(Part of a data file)
◇ ◇ ◇ ◇ ◇

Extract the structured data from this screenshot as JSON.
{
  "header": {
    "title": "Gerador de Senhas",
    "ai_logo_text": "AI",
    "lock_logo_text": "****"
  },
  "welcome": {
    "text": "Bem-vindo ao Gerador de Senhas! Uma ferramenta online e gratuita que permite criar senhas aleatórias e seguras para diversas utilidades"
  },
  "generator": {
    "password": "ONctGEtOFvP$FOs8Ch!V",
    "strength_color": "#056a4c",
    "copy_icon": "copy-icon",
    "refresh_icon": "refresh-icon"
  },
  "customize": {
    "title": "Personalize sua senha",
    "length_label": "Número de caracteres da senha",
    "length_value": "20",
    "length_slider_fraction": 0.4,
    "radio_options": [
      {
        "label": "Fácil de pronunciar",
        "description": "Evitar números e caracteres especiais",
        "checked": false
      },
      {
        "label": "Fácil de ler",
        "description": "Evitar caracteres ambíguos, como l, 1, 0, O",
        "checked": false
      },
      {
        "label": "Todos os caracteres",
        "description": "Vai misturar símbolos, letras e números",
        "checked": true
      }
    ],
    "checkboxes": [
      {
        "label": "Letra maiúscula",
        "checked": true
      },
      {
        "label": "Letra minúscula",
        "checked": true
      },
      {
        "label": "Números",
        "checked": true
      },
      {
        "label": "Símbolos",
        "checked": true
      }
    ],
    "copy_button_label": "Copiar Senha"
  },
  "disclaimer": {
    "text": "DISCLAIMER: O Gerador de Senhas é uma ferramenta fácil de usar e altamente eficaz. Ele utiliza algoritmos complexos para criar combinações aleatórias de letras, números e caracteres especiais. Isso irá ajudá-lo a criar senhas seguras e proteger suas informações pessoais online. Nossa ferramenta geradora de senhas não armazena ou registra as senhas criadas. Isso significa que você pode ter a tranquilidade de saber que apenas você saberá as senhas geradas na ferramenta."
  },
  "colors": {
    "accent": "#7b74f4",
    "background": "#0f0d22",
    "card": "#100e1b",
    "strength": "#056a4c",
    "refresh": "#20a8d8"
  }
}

◇ ◇ ◇ ◇ ◇

> TASK TO CARRY OUT
List every line above containing the word "title".

> SOLUTION BELOW
    "title": "Gerador de Senhas",
    "title": "Personalize sua senha",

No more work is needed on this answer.